▶ **DATASET EXCERPTS**

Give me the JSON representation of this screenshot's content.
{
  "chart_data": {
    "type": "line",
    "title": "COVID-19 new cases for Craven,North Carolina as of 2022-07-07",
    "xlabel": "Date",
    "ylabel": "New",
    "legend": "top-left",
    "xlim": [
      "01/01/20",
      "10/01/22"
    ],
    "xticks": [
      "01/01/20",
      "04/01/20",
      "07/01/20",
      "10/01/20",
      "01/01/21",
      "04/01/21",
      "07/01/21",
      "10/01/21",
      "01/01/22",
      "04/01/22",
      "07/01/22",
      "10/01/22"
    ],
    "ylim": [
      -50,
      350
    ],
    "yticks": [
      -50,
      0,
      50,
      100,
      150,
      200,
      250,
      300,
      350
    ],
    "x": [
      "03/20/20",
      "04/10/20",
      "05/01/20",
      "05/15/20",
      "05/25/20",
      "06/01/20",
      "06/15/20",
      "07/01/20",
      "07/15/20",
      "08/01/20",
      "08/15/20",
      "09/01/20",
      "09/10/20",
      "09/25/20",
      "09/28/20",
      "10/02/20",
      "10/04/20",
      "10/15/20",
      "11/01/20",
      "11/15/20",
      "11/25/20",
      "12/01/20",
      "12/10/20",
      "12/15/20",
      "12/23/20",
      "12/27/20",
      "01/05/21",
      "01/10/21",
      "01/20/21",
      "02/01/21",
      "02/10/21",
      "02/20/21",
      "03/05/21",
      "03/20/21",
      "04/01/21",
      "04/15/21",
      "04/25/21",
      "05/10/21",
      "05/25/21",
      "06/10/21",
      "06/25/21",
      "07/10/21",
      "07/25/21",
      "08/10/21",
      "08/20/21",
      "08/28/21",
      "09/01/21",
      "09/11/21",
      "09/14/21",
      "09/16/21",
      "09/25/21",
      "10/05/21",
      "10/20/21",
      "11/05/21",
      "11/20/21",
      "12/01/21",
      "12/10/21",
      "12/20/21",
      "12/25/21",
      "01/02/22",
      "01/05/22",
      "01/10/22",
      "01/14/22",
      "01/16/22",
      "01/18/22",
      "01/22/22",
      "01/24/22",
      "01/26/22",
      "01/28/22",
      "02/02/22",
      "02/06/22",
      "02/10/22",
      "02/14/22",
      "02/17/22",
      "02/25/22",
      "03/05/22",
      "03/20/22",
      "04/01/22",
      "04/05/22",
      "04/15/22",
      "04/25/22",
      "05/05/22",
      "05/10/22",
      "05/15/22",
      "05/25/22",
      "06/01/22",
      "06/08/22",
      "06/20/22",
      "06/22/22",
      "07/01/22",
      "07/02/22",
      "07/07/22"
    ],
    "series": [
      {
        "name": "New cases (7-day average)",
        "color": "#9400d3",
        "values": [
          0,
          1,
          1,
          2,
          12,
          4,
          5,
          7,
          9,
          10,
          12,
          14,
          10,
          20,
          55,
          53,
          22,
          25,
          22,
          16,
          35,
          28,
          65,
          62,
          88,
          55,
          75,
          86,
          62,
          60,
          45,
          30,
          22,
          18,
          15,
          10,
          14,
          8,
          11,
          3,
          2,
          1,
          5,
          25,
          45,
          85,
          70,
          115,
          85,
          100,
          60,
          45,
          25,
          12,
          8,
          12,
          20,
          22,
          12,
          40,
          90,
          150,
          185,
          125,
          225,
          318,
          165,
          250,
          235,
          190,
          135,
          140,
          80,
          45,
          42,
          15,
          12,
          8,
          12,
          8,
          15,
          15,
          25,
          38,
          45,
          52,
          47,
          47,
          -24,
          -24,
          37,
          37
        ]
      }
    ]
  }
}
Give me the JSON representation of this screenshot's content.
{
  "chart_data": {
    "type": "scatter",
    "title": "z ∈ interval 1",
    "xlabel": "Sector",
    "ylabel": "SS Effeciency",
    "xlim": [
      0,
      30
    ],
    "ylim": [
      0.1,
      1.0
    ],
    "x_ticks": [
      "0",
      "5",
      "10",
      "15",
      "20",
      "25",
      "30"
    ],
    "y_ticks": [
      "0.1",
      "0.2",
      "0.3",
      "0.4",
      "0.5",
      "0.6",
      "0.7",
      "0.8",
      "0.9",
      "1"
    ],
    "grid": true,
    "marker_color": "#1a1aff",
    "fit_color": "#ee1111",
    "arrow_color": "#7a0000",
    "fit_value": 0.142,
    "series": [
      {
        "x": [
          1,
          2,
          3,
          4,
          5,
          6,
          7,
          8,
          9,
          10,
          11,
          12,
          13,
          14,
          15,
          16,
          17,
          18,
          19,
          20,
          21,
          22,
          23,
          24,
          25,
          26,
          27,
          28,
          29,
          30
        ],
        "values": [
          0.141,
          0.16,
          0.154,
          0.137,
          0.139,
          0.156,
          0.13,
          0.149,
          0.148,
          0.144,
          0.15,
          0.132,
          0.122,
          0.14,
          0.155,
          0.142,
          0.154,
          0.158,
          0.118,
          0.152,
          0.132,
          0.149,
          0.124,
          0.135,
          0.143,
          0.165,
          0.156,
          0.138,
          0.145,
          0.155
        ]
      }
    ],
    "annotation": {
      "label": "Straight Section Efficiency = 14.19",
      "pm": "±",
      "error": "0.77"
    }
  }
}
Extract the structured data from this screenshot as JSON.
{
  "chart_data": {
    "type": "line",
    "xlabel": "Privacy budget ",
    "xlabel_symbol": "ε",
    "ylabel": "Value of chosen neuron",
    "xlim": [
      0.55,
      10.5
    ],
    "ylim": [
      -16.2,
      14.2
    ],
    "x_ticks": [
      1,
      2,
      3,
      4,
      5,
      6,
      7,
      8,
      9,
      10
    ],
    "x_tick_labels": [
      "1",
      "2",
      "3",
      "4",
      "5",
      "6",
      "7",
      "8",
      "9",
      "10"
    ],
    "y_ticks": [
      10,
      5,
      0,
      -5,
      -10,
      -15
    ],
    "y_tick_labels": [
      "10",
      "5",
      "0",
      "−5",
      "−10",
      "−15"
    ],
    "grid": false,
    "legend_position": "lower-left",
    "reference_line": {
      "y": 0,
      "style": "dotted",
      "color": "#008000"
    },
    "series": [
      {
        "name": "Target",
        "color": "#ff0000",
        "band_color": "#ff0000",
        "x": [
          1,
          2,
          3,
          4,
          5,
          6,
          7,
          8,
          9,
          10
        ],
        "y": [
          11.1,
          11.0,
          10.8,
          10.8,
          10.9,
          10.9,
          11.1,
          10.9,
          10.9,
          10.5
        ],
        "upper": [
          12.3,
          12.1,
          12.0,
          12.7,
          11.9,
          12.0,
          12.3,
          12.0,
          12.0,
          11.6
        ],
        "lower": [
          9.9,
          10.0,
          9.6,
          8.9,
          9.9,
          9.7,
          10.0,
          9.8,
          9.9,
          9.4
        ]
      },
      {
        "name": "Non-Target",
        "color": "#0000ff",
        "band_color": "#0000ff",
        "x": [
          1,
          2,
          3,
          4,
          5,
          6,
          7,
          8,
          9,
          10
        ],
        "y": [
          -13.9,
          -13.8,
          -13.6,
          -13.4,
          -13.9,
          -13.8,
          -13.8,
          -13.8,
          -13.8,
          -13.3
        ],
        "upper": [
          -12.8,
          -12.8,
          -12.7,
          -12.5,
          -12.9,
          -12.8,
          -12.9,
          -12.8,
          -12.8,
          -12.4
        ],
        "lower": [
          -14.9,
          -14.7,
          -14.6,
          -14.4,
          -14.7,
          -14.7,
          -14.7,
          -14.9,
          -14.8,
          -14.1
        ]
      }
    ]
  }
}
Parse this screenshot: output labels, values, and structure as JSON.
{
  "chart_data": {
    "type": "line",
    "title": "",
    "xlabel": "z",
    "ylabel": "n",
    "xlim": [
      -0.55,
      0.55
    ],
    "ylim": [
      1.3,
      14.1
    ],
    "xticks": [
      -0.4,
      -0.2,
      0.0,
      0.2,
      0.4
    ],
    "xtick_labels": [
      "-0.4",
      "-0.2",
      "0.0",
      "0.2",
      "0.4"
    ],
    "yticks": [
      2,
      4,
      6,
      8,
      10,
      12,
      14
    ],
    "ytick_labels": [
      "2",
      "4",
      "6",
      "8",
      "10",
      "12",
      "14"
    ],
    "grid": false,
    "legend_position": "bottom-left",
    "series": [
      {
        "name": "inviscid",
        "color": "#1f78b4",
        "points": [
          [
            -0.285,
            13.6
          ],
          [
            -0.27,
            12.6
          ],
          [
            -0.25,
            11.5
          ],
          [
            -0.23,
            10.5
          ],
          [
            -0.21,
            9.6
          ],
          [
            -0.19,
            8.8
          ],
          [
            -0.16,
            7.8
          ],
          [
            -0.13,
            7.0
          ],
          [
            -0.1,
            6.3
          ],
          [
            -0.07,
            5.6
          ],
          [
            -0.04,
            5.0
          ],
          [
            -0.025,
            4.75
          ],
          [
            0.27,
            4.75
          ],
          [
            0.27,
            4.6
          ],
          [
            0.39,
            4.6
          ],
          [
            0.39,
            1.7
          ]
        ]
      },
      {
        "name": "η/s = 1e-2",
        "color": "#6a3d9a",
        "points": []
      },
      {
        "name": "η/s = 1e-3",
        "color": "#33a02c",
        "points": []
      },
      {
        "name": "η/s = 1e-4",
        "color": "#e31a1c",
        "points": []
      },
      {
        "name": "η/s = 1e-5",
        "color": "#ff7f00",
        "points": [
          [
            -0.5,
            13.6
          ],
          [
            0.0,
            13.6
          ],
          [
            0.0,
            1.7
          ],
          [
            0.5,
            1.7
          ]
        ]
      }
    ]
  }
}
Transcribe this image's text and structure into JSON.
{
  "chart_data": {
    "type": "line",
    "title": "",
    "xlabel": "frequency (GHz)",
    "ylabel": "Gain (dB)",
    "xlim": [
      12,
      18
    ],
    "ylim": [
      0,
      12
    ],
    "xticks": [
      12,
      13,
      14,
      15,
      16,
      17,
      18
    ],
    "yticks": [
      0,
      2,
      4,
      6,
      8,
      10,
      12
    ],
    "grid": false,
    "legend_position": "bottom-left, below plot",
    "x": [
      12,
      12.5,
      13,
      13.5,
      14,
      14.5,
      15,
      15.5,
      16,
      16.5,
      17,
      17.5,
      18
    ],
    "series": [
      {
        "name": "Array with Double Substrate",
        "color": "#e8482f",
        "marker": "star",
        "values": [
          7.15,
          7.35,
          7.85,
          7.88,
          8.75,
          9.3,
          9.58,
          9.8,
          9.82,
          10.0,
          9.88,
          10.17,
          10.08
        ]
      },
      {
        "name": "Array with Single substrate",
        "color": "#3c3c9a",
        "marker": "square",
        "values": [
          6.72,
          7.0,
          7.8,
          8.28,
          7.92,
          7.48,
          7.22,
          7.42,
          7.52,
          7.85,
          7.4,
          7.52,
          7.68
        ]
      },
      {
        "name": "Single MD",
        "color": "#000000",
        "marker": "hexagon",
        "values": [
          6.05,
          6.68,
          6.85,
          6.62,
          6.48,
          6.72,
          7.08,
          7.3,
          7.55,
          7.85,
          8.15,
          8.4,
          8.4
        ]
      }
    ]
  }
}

▶ **WRITTEN REQUEST**
Show every line of the records above that contains the word "ylabel".

▶ **RESPONSE TO THE TASK**
    "ylabel": "New",
    "ylabel": "SS Effeciency",
    "ylabel": "Value of chosen neuron",
    "ylabel": "n",
    "ylabel": "Gain (dB)",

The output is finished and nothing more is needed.